start Records for this task

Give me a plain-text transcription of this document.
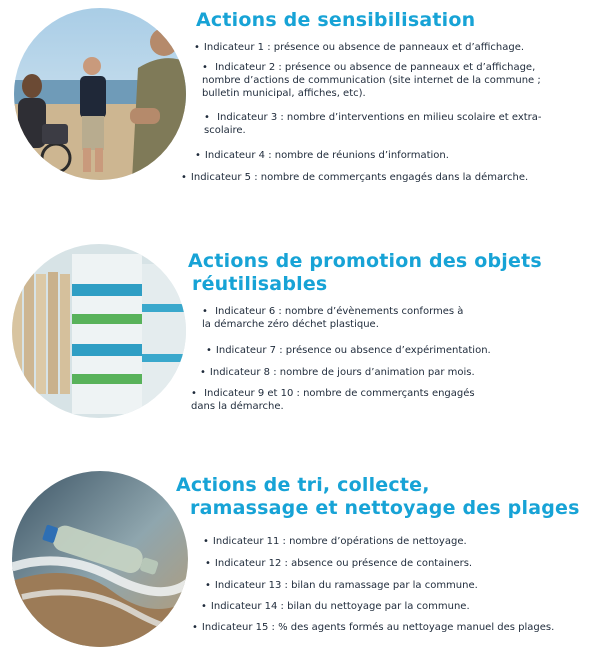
Actions de sensibilisation
• Indicateur 1 : présence ou absence de panneaux et d’affichage.
• Indicateur 2 : présence ou absence de panneaux et d’affichage,
nombre d’actions de communication (site internet de la commune ;
bulletin municipal, affiches, etc).
• Indicateur 3 : nombre d’interventions en milieu scolaire et extra-
scolaire.
• Indicateur 4 : nombre de réunions d’information.
• Indicateur 5 : nombre de commerçants engagés dans la démarche.
Actions de promotion des objets
réutilisables
• Indicateur 6 : nombre d’évènements conformes à
la démarche zéro déchet plastique.
• Indicateur 7 : présence ou absence d’expérimentation.
• Indicateur 8 : nombre de jours d’animation par mois.
• Indicateur 9 et 10 : nombre de commerçants engagés
dans la démarche.
Actions de tri, collecte,
ramassage et nettoyage des plages
• Indicateur 11 : nombre d’opérations de nettoyage.
• Indicateur 12 : absence ou présence de containers.
• Indicateur 13 : bilan du ramassage par la commune.
• Indicateur 14 : bilan du nettoyage par la commune.
• Indicateur 15 : % des agents formés au nettoyage manuel des plages.
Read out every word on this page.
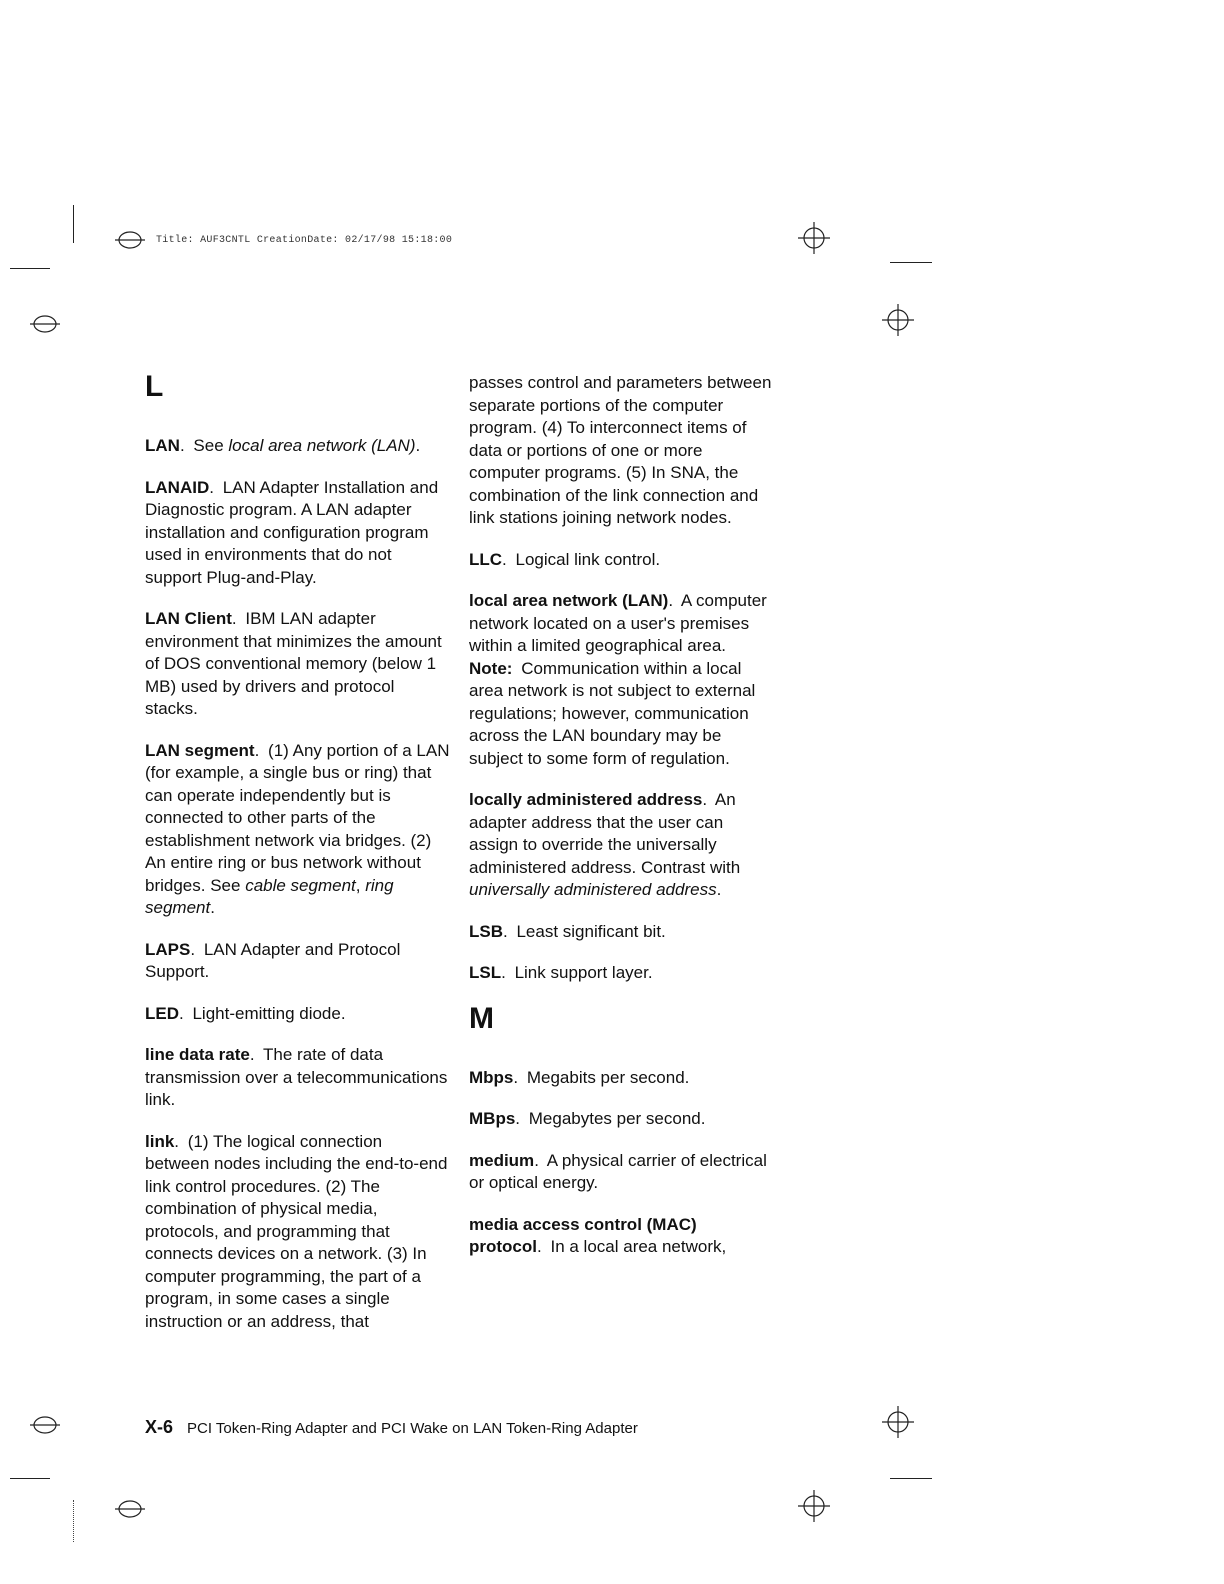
Title: AUF3CNTL CreationDate: 02/17/98 15:18:00
L

LAN. See local area network (LAN).

LANAID. LAN Adapter Installation and Diagnostic program. A LAN adapter installation and configuration program used in environments that do not support Plug-and-Play.

LAN Client. IBM LAN adapter environment that minimizes the amount of DOS conventional memory (below 1 MB) used by drivers and protocol stacks.

LAN segment. (1) Any portion of a LAN (for example, a single bus or ring) that can operate independently but is connected to other parts of the establishment network via bridges. (2) An entire ring or bus network without bridges. See cable segment, ring segment.

LAPS. LAN Adapter and Protocol Support.

LED. Light-emitting diode.

line data rate. The rate of data transmission over a telecommunications link.

link. (1) The logical connection between nodes including the end-to-end link control procedures. (2) The combination of physical media, protocols, and programming that connects devices on a network. (3) In computer programming, the part of a program, in some cases a single instruction or an address, that

passes control and parameters between separate portions of the computer program. (4) To interconnect items of data or portions of one or more computer programs. (5) In SNA, the combination of the link connection and link stations joining network nodes.

LLC. Logical link control.

local area network (LAN). A computer network located on a user's premises within a limited geographical area.
Note: Communication within a local area network is not subject to external regulations; however, communication across the LAN boundary may be subject to some form of regulation.

locally administered address. An adapter address that the user can assign to override the universally administered address. Contrast with universally administered address.

LSB. Least significant bit.

LSL. Link support layer.

M

Mbps. Megabits per second.

MBps. Megabytes per second.

medium. A physical carrier of electrical or optical energy.

media access control (MAC) protocol. In a local area network,

X-6 PCI Token-Ring Adapter and PCI Wake on LAN Token-Ring Adapter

end Records for this task

Each record above should be copied character for character, with pictures dropped.

Give me a plain-text transcription of this document.
Actions de sensibilisation
• Indicateur 1 : présence ou absence de panneaux et d’affichage.
• Indicateur 2 : présence ou absence de panneaux et d’affichage,
nombre d’actions de communication (site internet de la commune ;
bulletin municipal, affiches, etc).
• Indicateur 3 : nombre d’interventions en milieu scolaire et extra-
scolaire.
• Indicateur 4 : nombre de réunions d’information.
• Indicateur 5 : nombre de commerçants engagés dans la démarche.
Actions de promotion des objets
réutilisables
• Indicateur 6 : nombre d’évènements conformes à
la démarche zéro déchet plastique.
• Indicateur 7 : présence ou absence d’expérimentation.
• Indicateur 8 : nombre de jours d’animation par mois.
• Indicateur 9 et 10 : nombre de commerçants engagés
dans la démarche.
Actions de tri, collecte,
ramassage et nettoyage des plages
• Indicateur 11 : nombre d’opérations de nettoyage.
• Indicateur 12 : absence ou présence de containers.
• Indicateur 13 : bilan du ramassage par la commune.
• Indicateur 14 : bilan du nettoyage par la commune.
• Indicateur 15 : % des agents formés au nettoyage manuel des plages.
Read out every word on this page.
Title: AUF3CNTL CreationDate: 02/17/98 15:18:00
L

LAN. See local area network (LAN).

LANAID. LAN Adapter Installation and Diagnostic program. A LAN adapter installation and configuration program used in environments that do not support Plug-and-Play.

LAN Client. IBM LAN adapter environment that minimizes the amount of DOS conventional memory (below 1 MB) used by drivers and protocol stacks.

LAN segment. (1) Any portion of a LAN (for example, a single bus or ring) that can operate independently but is connected to other parts of the establishment network via bridges. (2) An entire ring or bus network without bridges. See cable segment, ring segment.

LAPS. LAN Adapter and Protocol Support.

LED. Light-emitting diode.

line data rate. The rate of data transmission over a telecommunications link.

link. (1) The logical connection between nodes including the end-to-end link control procedures. (2) The combination of physical media, protocols, and programming that connects devices on a network. (3) In computer programming, the part of a program, in some cases a single instruction or an address, that

passes control and parameters between separate portions of the computer program. (4) To interconnect items of data or portions of one or more computer programs. (5) In SNA, the combination of the link connection and link stations joining network nodes.

LLC. Logical link control.

local area network (LAN). A computer network located on a user's premises within a limited geographical area.
Note: Communication within a local area network is not subject to external regulations; however, communication across the LAN boundary may be subject to some form of regulation.

locally administered address. An adapter address that the user can assign to override the universally administered address. Contrast with universally administered address.

LSB. Least significant bit.

LSL. Link support layer.

M

Mbps. Megabits per second.

MBps. Megabytes per second.

medium. A physical carrier of electrical or optical energy.

media access control (MAC) protocol. In a local area network,

X-6 PCI Token-Ring Adapter and PCI Wake on LAN Token-Ring Adapter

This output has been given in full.